### [WHAT YOU WILL DO]
Copy out all lines carrying the word "this".

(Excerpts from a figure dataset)
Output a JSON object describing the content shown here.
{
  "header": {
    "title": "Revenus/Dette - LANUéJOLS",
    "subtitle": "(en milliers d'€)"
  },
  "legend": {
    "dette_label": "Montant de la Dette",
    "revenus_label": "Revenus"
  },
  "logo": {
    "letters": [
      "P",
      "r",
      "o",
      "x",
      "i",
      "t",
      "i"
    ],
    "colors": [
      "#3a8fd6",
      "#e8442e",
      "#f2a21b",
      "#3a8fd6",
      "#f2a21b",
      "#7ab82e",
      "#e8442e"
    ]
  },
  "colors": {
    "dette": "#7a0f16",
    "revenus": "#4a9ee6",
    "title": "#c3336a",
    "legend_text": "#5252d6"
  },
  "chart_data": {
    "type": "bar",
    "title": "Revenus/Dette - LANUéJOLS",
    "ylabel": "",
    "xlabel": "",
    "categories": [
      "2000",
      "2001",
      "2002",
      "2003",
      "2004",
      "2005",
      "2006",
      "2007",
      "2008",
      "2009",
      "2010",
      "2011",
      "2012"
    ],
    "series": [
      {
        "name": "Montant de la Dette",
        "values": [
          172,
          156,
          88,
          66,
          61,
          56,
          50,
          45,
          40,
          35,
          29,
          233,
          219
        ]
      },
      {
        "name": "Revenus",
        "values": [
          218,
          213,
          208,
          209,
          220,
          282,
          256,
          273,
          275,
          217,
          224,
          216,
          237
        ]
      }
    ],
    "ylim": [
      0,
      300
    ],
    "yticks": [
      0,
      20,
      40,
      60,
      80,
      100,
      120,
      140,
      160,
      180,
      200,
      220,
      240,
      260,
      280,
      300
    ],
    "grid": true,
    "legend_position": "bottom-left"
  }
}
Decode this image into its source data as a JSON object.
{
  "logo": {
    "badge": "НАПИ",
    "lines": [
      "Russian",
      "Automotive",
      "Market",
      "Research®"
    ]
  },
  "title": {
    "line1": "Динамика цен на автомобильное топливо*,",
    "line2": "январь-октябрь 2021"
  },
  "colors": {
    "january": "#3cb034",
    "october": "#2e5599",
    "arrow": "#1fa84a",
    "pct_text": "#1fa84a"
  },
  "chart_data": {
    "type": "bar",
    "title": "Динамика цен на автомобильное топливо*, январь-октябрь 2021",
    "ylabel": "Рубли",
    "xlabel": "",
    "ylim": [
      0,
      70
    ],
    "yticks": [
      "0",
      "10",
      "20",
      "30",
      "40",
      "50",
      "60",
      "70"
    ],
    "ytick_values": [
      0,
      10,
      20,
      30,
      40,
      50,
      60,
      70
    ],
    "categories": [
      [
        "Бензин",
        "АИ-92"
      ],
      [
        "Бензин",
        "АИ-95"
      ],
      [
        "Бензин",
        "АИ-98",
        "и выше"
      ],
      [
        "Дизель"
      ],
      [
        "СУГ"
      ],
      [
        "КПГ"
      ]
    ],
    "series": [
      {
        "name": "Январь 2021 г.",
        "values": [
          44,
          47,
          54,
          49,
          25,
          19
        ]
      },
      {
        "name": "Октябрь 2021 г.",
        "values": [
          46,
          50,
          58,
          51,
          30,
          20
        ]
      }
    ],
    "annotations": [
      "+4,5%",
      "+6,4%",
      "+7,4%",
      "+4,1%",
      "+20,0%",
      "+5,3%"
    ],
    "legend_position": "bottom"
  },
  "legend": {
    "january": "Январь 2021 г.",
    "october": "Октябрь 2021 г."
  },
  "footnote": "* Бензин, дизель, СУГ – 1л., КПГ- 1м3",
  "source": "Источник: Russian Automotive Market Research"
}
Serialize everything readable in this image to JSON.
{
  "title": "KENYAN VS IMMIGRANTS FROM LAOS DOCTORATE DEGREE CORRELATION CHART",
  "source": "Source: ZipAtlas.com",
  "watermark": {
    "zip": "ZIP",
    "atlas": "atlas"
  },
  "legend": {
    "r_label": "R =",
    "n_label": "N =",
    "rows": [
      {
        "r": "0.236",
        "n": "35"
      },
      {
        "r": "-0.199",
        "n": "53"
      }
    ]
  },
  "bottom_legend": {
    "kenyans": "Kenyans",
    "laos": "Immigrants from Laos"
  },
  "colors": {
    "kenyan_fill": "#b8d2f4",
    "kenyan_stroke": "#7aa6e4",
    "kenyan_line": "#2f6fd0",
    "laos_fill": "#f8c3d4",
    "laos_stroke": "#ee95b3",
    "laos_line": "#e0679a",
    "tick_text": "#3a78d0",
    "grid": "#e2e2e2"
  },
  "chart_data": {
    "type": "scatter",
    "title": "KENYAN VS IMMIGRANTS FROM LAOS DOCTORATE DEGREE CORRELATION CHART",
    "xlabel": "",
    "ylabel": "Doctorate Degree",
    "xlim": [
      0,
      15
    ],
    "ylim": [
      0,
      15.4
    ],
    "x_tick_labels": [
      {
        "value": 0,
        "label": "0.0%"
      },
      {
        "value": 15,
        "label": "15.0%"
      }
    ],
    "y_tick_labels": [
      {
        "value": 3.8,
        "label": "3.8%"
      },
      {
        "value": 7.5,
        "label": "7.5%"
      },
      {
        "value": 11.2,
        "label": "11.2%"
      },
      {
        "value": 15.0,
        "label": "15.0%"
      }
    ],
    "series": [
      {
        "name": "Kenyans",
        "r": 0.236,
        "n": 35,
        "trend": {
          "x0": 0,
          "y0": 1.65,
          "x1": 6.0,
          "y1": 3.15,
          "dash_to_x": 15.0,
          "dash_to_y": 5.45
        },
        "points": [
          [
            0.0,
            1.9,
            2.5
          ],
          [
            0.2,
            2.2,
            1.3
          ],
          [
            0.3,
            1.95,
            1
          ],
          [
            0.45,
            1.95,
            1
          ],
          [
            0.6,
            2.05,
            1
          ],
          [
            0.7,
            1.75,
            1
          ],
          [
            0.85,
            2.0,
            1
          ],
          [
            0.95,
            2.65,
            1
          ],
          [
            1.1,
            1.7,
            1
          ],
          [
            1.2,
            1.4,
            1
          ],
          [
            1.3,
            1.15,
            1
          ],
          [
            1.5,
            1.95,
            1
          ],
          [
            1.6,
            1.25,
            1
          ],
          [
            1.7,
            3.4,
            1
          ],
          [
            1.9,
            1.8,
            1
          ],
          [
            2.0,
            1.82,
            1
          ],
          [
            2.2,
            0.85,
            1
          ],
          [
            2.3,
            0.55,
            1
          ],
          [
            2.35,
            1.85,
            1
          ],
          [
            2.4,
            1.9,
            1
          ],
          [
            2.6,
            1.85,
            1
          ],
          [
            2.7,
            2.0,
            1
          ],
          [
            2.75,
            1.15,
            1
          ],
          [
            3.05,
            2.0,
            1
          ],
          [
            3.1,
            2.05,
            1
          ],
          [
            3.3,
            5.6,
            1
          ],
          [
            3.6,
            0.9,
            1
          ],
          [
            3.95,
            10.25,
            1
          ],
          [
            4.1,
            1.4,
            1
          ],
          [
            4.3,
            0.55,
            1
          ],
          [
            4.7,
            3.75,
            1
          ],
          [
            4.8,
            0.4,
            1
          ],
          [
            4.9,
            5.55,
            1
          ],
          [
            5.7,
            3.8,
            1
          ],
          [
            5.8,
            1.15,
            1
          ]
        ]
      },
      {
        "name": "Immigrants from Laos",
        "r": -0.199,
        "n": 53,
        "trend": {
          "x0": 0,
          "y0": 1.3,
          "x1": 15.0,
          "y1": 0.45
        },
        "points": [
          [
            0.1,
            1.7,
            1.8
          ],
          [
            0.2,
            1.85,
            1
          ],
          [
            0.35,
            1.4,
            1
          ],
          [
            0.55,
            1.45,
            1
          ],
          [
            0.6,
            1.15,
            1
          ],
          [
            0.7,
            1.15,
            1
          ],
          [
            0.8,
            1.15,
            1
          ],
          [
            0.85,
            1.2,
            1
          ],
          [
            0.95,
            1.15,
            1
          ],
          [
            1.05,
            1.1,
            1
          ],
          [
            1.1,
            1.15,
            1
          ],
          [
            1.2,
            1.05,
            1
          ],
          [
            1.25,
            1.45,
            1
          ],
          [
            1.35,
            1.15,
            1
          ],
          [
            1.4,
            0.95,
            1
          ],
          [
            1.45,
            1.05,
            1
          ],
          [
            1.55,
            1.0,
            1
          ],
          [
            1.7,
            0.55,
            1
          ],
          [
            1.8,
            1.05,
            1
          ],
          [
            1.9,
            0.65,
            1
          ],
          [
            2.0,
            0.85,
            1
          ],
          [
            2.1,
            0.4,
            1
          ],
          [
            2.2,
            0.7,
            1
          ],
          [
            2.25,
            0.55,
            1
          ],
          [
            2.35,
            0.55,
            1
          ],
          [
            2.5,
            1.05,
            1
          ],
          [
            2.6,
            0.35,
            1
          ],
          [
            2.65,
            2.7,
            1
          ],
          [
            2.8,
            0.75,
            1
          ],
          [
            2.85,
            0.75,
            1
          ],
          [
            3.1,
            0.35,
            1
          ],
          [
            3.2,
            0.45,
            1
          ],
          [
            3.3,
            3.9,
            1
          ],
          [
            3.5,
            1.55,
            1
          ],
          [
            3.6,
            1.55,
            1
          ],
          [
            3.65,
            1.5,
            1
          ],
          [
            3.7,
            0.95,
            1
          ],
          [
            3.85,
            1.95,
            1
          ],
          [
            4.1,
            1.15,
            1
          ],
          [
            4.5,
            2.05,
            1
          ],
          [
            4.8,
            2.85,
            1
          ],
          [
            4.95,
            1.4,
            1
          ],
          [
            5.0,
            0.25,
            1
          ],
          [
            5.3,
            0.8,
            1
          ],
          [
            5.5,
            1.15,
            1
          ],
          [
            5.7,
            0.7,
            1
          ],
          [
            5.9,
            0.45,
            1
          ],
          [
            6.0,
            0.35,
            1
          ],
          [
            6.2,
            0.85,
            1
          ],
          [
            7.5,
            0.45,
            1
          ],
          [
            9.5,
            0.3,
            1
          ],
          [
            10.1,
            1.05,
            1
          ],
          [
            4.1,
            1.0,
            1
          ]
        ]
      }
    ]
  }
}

### [FULL OUTPUT]
Decode this image into its source data as a JSON object.
Serialize everything readable in this image to JSON.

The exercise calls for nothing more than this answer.